→ Work task
Out of the data below, copy every line with the string "lactose".
------------------------------------------------------------
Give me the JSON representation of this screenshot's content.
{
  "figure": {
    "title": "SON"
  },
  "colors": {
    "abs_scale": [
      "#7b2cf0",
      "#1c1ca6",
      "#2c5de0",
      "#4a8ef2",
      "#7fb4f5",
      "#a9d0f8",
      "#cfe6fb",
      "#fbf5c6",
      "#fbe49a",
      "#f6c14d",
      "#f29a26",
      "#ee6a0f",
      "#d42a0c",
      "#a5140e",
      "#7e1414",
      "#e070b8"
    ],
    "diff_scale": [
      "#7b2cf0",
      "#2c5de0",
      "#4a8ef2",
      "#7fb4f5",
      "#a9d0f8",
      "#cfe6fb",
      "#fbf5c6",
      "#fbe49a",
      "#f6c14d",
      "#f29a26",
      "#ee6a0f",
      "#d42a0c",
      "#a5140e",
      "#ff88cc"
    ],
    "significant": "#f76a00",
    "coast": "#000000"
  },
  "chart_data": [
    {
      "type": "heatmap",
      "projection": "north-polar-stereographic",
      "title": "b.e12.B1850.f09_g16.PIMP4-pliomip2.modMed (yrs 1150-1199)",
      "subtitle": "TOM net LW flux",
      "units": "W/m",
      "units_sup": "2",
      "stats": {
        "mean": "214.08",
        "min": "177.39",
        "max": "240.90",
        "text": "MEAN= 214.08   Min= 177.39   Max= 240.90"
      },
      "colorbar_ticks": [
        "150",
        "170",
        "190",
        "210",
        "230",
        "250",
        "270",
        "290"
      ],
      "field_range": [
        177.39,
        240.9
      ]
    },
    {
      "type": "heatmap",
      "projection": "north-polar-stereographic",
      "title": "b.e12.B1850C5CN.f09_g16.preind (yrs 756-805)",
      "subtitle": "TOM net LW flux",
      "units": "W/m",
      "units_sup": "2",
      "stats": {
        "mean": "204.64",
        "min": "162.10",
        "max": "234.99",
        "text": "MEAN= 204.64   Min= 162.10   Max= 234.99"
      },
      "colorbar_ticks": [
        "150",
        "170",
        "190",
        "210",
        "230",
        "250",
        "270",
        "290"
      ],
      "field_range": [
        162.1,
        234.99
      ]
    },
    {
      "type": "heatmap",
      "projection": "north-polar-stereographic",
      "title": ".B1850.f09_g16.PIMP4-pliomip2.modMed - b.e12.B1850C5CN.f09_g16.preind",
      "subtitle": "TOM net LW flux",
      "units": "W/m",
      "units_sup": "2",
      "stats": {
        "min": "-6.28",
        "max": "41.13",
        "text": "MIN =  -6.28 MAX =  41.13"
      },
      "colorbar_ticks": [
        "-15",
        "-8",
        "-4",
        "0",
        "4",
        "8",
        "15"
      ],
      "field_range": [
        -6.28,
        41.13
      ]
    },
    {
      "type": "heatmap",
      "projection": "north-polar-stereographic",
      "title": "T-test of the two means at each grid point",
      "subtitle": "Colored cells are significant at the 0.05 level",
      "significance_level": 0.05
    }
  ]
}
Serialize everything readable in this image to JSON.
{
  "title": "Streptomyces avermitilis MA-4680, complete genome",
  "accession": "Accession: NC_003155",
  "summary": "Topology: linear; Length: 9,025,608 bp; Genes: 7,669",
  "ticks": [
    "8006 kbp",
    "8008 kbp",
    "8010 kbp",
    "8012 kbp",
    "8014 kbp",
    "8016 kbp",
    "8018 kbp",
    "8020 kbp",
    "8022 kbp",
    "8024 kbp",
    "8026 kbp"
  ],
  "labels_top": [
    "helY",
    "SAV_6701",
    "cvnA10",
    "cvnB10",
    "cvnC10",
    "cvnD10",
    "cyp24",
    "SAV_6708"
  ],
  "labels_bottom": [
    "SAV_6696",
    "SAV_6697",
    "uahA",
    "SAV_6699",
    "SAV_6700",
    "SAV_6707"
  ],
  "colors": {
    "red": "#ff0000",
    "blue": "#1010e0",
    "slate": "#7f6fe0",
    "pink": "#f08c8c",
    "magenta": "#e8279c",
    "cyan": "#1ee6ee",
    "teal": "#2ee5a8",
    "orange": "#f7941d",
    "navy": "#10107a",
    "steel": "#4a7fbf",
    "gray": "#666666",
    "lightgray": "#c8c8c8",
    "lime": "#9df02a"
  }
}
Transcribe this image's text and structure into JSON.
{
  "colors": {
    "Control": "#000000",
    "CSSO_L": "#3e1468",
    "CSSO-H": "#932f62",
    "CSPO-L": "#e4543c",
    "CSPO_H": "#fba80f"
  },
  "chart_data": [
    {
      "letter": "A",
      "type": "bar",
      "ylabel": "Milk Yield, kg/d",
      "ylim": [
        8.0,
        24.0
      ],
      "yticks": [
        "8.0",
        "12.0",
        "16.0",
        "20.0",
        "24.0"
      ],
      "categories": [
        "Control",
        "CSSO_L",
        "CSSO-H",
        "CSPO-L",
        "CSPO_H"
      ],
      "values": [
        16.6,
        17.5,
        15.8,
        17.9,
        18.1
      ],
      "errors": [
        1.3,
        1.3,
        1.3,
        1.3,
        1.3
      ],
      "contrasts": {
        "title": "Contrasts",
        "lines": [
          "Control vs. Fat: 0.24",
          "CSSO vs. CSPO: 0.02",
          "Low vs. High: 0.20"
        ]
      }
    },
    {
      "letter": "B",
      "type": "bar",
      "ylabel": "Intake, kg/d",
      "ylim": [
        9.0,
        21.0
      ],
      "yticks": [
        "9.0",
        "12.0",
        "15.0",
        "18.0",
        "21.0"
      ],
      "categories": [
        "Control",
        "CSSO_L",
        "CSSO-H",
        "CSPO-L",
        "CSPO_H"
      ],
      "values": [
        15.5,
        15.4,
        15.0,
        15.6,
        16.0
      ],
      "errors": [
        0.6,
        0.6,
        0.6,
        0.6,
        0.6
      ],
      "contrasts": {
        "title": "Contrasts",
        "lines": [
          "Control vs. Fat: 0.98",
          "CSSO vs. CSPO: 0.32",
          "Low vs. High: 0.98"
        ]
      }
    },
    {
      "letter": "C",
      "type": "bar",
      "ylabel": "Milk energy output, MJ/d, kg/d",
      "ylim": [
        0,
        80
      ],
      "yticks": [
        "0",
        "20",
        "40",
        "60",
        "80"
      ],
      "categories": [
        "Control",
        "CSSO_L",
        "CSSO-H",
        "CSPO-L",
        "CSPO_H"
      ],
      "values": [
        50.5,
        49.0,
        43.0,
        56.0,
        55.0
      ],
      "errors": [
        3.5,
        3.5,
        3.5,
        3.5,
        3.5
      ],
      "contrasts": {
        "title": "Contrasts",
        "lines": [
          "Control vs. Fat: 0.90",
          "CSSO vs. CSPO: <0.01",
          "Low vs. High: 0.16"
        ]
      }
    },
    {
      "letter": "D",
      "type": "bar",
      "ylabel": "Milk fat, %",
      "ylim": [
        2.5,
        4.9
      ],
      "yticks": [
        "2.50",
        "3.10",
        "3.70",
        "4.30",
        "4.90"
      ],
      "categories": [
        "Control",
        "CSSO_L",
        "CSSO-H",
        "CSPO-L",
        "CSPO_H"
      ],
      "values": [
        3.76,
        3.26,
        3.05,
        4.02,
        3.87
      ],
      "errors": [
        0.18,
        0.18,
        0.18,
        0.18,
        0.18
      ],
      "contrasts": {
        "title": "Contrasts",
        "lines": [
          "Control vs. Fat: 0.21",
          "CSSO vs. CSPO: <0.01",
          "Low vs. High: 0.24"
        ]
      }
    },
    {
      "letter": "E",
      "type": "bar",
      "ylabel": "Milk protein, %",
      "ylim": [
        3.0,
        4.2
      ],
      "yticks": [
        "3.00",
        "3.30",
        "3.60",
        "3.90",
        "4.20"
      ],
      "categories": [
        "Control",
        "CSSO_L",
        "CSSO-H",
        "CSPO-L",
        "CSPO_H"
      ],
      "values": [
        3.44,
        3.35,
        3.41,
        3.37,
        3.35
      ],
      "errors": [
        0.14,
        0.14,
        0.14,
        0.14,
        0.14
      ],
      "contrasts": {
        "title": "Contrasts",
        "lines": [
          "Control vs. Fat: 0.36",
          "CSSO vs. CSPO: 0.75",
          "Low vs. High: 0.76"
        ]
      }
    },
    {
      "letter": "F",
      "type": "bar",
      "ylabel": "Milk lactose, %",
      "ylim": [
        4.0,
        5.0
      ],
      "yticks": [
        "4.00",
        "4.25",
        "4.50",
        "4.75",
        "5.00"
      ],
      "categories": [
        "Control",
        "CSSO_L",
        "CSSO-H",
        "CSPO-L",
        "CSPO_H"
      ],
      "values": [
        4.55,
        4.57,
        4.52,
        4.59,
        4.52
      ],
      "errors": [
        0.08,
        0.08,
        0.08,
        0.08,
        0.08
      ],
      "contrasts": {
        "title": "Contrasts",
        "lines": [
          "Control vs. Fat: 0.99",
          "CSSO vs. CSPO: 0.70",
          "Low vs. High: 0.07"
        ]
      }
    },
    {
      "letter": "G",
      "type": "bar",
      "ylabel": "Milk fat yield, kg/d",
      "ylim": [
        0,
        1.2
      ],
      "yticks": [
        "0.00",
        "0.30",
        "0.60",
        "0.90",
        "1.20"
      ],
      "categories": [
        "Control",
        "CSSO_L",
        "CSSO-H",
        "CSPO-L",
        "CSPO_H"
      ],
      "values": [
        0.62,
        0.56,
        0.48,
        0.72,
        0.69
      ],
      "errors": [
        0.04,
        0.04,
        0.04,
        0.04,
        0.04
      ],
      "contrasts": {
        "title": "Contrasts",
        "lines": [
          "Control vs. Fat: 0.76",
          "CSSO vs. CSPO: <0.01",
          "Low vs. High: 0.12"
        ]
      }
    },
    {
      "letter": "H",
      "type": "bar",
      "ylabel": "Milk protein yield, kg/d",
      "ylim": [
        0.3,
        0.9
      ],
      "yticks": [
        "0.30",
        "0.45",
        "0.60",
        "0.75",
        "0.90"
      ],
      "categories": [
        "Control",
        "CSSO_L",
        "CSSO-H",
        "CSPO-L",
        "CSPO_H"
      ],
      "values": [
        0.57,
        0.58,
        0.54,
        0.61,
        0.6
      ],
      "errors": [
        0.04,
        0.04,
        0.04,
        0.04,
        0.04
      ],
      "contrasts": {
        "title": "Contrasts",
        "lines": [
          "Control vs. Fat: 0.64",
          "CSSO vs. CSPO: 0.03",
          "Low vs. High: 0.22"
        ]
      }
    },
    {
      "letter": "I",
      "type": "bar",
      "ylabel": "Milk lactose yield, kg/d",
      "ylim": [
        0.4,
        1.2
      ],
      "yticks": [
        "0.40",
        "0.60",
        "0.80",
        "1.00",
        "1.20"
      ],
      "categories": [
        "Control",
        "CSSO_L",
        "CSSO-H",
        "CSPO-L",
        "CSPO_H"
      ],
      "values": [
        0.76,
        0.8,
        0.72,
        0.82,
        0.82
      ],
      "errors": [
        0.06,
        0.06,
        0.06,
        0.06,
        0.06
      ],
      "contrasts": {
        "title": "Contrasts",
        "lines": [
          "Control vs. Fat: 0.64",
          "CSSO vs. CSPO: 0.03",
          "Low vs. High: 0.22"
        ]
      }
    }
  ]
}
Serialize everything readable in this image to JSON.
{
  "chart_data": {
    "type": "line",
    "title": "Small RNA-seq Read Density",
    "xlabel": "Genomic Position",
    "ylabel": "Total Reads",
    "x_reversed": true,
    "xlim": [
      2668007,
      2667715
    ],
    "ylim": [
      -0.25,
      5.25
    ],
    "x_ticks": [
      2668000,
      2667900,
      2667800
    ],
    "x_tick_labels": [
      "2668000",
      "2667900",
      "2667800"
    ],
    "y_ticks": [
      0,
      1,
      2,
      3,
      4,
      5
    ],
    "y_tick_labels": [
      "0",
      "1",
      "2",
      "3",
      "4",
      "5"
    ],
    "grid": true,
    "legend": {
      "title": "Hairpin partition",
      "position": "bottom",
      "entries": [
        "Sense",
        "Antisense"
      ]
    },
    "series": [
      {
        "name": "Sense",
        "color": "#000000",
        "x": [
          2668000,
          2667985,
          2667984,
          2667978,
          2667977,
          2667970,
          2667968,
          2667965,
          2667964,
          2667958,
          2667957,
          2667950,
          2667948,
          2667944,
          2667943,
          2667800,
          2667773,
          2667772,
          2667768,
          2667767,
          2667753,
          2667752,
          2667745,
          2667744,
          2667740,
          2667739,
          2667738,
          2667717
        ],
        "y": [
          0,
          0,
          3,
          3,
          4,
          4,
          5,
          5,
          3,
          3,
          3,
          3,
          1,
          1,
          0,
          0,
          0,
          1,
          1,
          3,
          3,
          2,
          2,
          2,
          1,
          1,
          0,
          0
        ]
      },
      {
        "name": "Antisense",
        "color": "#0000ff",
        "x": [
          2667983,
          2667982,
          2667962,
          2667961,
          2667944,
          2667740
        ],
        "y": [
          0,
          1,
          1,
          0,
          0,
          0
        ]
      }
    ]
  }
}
------------------------------------------------------------
→ Result for this task
      "ylabel": "Milk lactose, %",
      "ylabel": "Milk lactose yield, kg/d",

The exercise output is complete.